Copy each line below in which the word "Path" occurs.

#### DATA FOR PROCESSING

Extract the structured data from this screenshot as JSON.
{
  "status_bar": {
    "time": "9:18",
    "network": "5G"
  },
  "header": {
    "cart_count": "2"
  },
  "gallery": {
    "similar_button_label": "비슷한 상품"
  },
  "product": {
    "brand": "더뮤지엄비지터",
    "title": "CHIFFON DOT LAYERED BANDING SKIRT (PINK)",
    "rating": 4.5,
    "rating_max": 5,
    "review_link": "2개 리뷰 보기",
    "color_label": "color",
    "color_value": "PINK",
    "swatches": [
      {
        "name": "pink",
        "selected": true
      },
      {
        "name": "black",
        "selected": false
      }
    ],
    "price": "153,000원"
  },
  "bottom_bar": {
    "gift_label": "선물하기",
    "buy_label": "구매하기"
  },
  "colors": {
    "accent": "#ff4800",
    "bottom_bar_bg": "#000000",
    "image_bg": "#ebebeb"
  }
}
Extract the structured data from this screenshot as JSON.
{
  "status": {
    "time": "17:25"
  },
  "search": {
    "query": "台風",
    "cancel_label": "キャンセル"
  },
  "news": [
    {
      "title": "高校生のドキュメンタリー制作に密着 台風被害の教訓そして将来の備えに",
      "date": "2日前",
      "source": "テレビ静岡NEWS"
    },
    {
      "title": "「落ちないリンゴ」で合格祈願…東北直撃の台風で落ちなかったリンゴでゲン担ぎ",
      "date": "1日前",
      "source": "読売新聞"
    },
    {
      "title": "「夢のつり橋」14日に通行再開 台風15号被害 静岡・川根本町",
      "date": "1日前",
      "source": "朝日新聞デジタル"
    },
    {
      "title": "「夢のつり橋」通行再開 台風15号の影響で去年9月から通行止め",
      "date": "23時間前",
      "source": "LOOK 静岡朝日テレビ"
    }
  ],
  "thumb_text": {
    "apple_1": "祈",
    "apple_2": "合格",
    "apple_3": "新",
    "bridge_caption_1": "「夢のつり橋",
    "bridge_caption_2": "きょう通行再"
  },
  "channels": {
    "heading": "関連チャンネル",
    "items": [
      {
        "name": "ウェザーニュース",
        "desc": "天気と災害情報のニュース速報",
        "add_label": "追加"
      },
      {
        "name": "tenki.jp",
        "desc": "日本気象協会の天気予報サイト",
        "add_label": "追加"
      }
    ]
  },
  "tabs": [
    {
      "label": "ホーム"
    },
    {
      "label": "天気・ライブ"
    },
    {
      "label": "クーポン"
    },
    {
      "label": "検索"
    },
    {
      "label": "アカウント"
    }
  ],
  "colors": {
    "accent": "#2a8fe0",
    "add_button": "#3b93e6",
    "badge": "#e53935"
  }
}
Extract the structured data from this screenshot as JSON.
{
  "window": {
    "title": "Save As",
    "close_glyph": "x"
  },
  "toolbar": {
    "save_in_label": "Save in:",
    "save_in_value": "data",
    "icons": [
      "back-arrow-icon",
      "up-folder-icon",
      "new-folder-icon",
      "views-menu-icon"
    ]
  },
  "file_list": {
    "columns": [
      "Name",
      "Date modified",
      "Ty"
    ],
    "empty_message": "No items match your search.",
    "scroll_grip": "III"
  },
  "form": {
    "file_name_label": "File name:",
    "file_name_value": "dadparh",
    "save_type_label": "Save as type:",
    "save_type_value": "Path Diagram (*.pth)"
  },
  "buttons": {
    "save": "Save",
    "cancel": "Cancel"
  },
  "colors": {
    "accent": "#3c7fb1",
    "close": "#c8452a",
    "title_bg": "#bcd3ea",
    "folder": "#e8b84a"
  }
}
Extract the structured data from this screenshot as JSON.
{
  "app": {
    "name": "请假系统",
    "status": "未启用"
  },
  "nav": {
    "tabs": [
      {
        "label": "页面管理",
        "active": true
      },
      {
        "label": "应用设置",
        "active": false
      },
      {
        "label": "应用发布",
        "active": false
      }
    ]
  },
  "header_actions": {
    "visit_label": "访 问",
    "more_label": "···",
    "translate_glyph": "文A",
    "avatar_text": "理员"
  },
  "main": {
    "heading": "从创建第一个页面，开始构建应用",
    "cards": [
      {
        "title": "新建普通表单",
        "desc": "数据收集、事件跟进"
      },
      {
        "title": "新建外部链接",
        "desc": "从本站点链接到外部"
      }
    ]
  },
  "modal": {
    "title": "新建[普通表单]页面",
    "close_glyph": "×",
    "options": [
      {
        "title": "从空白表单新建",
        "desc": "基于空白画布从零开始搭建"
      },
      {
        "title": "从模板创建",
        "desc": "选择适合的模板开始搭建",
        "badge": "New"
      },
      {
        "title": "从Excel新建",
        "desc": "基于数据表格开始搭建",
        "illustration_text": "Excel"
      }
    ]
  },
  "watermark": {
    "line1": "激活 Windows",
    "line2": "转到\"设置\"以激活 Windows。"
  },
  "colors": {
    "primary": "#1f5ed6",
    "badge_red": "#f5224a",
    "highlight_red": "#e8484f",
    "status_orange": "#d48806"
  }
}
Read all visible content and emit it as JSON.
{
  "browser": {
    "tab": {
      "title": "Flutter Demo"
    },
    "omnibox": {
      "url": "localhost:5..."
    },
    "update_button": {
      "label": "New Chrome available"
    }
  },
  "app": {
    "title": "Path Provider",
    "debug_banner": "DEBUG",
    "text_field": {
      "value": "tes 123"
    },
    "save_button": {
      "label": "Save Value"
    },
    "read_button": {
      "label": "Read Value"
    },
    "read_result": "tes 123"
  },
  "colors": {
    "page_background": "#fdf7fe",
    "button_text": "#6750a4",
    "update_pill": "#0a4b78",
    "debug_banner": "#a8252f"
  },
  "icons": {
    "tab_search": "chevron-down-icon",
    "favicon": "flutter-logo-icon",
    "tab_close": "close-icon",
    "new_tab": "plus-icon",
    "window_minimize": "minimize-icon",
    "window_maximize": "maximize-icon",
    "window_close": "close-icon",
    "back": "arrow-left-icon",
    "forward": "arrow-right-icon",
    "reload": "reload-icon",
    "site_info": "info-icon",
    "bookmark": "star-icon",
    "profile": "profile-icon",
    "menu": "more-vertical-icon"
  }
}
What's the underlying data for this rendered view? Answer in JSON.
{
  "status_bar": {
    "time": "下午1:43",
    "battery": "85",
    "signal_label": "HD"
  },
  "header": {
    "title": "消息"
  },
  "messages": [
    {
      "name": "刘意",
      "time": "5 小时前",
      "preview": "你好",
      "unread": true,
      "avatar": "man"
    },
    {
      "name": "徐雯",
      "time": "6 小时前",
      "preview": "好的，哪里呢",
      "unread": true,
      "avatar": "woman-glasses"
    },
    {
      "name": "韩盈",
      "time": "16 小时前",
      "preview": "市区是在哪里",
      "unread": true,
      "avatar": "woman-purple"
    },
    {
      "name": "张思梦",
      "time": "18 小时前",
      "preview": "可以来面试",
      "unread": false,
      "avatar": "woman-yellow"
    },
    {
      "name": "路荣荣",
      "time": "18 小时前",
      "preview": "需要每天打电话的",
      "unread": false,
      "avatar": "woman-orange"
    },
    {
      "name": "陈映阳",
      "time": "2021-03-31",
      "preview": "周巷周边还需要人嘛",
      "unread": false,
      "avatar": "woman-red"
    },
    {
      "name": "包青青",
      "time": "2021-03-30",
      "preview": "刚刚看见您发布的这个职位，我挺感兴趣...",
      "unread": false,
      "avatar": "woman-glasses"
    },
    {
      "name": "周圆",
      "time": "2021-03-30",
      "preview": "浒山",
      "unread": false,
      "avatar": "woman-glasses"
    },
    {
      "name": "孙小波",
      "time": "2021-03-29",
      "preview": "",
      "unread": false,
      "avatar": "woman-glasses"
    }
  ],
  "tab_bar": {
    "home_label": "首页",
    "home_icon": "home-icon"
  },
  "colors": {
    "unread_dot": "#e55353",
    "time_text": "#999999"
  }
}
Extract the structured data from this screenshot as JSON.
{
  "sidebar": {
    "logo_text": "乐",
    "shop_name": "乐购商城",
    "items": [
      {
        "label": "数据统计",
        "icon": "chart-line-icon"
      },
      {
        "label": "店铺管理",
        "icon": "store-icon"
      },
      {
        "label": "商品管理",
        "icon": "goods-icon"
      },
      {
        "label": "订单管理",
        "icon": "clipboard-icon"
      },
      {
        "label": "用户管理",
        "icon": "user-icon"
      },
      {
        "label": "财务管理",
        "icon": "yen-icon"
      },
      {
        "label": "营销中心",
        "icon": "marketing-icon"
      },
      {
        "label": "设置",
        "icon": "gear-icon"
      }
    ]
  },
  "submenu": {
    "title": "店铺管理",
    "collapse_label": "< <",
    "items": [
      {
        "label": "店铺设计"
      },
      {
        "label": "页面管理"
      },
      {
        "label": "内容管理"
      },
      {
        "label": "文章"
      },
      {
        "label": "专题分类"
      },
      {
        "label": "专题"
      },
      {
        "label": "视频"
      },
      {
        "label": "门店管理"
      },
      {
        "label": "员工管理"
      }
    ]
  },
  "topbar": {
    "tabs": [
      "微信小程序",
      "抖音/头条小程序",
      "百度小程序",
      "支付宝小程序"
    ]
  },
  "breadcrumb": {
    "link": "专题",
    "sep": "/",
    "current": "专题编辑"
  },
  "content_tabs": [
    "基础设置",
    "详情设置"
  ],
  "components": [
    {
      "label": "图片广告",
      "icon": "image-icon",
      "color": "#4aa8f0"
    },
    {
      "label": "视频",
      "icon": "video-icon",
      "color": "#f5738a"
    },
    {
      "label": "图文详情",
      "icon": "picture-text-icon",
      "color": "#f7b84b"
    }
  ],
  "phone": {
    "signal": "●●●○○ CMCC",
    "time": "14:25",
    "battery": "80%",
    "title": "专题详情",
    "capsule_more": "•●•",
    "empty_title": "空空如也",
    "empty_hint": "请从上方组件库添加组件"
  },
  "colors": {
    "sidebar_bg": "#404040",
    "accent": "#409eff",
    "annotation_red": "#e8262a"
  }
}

########

SOLUTION FOR THIS PROBLEM:
    "save_type_value": "Path Diagram (*.pth)"
    "title": "Path Provider",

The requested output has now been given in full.